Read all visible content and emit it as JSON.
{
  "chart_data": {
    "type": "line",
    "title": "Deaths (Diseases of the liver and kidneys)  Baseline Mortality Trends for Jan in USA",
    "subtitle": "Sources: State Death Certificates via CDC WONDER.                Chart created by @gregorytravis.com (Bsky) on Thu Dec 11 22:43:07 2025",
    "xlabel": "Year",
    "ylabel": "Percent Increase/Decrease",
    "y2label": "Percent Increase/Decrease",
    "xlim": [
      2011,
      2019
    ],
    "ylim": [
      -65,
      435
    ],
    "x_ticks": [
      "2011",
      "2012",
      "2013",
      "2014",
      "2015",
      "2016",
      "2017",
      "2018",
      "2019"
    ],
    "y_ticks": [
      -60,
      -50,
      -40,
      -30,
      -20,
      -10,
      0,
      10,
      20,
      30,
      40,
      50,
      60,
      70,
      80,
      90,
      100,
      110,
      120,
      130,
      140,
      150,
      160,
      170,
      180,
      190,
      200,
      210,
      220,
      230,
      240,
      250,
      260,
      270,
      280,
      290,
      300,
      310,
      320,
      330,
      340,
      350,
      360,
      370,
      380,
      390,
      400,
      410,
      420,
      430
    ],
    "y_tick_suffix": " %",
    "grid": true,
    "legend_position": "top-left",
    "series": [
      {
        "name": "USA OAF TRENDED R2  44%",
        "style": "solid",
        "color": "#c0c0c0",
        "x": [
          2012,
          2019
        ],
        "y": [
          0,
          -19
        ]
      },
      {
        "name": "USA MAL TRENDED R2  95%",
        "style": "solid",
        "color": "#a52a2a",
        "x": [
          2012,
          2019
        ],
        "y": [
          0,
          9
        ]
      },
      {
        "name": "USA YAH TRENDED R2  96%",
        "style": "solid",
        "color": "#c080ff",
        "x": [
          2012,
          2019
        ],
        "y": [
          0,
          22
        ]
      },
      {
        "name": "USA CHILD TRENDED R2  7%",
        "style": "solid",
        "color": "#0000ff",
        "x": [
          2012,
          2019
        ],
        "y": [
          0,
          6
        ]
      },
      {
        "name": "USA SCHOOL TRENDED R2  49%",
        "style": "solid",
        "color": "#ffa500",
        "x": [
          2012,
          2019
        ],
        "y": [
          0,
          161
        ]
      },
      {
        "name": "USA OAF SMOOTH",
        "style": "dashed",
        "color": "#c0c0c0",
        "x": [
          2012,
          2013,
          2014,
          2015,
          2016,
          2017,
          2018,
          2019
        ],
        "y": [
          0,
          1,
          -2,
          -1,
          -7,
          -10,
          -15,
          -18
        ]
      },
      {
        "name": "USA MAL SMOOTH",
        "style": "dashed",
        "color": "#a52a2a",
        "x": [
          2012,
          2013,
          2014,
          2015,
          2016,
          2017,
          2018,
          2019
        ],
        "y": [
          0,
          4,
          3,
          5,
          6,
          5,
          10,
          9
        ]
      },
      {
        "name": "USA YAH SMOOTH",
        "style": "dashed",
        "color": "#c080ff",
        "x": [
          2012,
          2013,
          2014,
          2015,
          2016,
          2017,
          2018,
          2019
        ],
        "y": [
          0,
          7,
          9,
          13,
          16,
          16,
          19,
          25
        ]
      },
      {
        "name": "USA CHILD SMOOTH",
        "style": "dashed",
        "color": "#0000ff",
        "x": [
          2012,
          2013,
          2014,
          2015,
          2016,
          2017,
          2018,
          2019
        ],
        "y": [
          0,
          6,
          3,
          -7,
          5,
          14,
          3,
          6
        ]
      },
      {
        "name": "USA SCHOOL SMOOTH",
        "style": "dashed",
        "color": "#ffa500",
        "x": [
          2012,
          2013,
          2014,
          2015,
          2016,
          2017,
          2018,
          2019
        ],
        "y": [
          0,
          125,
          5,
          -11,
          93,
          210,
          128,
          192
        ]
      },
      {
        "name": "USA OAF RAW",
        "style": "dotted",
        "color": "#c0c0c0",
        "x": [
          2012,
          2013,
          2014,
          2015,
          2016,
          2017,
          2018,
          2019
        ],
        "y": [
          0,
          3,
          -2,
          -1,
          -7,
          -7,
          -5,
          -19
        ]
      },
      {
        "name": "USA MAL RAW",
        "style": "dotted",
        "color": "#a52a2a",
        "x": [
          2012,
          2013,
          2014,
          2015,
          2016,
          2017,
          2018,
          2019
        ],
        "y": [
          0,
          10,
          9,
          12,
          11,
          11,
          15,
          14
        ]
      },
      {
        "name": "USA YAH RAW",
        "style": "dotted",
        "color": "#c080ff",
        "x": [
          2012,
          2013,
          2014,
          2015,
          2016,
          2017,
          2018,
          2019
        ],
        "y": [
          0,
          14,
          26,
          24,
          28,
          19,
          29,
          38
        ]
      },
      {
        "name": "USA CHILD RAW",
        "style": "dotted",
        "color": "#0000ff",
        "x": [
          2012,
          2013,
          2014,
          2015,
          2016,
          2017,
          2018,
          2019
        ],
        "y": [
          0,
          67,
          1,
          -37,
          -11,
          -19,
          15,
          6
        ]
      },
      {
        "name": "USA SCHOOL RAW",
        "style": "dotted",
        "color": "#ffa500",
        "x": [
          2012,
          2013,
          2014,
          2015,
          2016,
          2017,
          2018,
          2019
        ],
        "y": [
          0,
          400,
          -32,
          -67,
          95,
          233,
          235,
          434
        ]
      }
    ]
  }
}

- [TASK DETAILS]: Scan the listing above for the word "CHILD" and show each line where it is found.

- [RESULT OF THIS TASK]:
        "name": "USA CHILD TRENDED R2  7%",
        "name": "USA CHILD SMOOTH",
        "name": "USA CHILD RAW",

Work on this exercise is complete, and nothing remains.